Top of SOURCE DATA

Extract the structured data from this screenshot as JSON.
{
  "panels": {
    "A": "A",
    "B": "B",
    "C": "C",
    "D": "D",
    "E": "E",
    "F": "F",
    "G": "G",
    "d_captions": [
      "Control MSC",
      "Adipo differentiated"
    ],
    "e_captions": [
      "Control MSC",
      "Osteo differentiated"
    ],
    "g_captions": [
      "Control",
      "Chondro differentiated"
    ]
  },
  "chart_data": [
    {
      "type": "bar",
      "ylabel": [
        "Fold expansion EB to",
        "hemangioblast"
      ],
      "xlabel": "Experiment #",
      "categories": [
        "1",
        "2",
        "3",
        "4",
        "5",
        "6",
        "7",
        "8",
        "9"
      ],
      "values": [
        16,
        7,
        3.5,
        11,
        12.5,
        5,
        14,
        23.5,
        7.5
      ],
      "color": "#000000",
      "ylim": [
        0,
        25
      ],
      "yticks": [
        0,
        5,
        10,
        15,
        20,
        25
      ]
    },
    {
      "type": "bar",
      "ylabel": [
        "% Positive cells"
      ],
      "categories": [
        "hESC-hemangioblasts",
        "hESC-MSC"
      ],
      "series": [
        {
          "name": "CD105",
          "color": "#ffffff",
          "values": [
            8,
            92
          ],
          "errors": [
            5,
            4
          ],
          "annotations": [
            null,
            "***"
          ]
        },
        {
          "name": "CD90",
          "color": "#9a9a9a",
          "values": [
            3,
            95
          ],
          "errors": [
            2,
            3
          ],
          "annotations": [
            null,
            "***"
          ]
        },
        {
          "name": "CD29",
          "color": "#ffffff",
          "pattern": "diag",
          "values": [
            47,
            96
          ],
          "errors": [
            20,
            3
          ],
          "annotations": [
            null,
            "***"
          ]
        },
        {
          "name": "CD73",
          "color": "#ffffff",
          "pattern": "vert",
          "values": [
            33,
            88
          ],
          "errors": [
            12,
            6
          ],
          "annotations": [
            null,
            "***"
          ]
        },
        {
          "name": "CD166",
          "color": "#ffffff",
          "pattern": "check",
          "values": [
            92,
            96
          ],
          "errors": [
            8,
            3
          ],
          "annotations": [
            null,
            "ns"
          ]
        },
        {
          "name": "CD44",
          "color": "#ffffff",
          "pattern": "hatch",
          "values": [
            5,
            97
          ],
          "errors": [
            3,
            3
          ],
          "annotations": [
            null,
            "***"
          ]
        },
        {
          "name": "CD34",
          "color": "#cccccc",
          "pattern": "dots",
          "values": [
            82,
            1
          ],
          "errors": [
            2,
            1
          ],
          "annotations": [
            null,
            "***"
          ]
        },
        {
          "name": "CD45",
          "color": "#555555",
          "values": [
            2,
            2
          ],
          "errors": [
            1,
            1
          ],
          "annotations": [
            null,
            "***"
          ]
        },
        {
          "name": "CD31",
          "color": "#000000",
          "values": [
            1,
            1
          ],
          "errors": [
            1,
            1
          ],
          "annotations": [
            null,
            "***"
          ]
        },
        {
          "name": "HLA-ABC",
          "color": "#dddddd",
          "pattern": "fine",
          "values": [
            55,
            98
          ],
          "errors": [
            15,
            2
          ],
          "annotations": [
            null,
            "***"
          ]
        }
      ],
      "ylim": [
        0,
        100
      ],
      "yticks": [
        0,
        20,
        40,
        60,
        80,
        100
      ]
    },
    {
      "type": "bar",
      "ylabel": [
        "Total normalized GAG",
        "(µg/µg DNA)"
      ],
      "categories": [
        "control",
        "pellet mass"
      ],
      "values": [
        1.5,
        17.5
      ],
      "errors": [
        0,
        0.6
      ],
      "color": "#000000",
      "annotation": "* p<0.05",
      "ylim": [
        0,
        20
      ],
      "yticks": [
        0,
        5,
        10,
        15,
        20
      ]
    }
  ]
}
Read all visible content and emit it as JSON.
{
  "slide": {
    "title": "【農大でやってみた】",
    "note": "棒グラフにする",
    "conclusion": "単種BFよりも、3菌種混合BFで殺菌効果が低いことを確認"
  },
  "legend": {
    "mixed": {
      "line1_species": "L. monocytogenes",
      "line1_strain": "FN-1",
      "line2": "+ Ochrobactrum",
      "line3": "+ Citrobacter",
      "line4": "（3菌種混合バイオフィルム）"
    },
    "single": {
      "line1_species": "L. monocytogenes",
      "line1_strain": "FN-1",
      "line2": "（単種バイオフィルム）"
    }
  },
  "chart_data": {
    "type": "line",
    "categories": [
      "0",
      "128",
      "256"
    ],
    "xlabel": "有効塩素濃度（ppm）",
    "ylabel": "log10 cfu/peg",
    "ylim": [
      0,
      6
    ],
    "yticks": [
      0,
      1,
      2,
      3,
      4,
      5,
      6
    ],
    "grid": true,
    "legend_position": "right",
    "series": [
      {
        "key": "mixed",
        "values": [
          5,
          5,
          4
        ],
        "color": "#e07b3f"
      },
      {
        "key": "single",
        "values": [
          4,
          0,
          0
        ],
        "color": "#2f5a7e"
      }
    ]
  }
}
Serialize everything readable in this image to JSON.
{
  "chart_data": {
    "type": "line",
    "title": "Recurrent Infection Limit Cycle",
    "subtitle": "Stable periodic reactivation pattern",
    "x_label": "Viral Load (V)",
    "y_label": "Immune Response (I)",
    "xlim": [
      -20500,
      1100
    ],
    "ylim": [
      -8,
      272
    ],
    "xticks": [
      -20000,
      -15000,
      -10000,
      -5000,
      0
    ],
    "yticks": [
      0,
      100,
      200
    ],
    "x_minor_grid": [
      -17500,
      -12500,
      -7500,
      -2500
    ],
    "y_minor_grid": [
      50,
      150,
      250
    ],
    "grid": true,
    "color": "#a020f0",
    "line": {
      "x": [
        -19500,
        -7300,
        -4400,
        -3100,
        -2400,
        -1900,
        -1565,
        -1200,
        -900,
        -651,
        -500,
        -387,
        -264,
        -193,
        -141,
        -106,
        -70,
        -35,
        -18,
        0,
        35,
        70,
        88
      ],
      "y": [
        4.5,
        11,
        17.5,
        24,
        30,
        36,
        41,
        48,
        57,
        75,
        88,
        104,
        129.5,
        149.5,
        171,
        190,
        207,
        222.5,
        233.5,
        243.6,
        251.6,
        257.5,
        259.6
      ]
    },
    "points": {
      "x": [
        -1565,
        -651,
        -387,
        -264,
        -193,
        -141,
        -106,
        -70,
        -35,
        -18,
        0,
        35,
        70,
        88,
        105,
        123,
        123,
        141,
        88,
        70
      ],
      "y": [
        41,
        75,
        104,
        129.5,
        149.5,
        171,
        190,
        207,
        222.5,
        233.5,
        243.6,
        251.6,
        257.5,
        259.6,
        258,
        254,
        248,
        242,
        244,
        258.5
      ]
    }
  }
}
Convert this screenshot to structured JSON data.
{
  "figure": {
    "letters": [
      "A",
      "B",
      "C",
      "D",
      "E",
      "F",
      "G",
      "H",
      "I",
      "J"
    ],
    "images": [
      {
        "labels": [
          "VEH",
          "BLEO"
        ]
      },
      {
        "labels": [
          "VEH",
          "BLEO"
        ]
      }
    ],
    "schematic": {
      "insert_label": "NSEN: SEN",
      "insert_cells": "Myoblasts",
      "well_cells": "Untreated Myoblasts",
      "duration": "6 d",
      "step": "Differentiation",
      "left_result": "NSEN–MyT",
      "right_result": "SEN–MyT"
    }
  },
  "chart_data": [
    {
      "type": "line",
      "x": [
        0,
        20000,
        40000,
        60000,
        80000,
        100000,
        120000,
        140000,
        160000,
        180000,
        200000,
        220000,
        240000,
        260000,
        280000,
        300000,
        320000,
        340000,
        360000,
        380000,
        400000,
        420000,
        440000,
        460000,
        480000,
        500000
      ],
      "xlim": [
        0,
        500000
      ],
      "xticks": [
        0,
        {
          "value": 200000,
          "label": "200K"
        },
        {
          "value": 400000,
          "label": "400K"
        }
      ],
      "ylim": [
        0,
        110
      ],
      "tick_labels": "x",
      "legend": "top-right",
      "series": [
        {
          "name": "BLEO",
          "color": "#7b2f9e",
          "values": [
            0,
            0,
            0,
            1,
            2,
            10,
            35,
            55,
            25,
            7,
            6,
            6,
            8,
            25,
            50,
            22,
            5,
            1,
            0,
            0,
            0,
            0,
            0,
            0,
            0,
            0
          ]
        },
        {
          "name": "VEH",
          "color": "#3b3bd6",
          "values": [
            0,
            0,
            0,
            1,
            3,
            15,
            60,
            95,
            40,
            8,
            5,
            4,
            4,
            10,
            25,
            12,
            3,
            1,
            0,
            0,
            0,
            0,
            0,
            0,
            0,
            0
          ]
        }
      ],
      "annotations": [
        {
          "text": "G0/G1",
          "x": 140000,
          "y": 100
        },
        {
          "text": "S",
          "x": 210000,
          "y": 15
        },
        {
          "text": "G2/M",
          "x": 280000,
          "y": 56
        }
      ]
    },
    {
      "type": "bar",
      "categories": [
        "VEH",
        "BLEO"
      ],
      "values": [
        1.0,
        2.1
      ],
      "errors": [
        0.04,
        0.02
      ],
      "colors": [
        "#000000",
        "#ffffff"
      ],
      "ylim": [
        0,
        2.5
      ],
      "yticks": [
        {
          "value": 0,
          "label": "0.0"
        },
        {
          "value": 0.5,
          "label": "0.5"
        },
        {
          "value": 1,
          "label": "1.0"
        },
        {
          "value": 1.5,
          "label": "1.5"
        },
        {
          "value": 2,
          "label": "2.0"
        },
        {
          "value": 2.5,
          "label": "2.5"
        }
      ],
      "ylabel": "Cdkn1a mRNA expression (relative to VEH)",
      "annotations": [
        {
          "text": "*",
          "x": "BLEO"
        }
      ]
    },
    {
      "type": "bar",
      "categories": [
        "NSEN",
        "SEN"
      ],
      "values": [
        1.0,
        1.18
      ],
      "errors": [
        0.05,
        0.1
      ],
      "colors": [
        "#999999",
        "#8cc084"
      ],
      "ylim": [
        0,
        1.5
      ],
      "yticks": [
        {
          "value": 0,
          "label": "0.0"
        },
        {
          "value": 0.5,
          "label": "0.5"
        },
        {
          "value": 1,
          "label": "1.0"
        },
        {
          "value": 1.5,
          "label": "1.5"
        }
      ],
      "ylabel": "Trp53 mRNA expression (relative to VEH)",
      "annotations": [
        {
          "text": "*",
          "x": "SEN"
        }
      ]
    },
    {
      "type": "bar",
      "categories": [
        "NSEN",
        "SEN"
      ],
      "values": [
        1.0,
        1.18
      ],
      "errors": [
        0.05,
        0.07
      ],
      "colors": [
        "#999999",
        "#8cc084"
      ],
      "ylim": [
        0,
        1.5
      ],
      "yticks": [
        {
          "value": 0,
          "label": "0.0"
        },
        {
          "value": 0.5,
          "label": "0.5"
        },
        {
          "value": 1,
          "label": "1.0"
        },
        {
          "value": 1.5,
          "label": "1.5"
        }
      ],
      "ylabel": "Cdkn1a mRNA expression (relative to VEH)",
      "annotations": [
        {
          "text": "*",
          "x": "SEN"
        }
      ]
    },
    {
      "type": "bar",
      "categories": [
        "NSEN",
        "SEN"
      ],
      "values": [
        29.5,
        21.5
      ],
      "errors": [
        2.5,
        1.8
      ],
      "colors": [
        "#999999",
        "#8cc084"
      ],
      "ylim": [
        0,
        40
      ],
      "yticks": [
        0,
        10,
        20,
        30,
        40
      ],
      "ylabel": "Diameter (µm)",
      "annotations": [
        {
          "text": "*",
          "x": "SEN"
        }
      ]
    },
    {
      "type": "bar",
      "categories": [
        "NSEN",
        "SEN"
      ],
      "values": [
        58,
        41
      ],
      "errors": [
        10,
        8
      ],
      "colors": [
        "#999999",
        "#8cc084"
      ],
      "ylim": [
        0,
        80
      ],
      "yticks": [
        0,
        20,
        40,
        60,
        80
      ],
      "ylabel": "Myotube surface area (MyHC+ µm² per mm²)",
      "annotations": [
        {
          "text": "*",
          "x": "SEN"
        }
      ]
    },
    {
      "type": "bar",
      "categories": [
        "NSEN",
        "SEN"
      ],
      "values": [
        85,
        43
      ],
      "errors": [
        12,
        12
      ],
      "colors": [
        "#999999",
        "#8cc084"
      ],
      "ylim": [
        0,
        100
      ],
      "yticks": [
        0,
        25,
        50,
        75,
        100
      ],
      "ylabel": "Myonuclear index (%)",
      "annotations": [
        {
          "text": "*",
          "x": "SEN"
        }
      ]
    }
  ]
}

Bottom of SOURCE DATA

### ABOUT THIS TASK
If a line in the entries above holds "pattern", include it in the count; report nothing but the resulting number.

### SOLUTION
7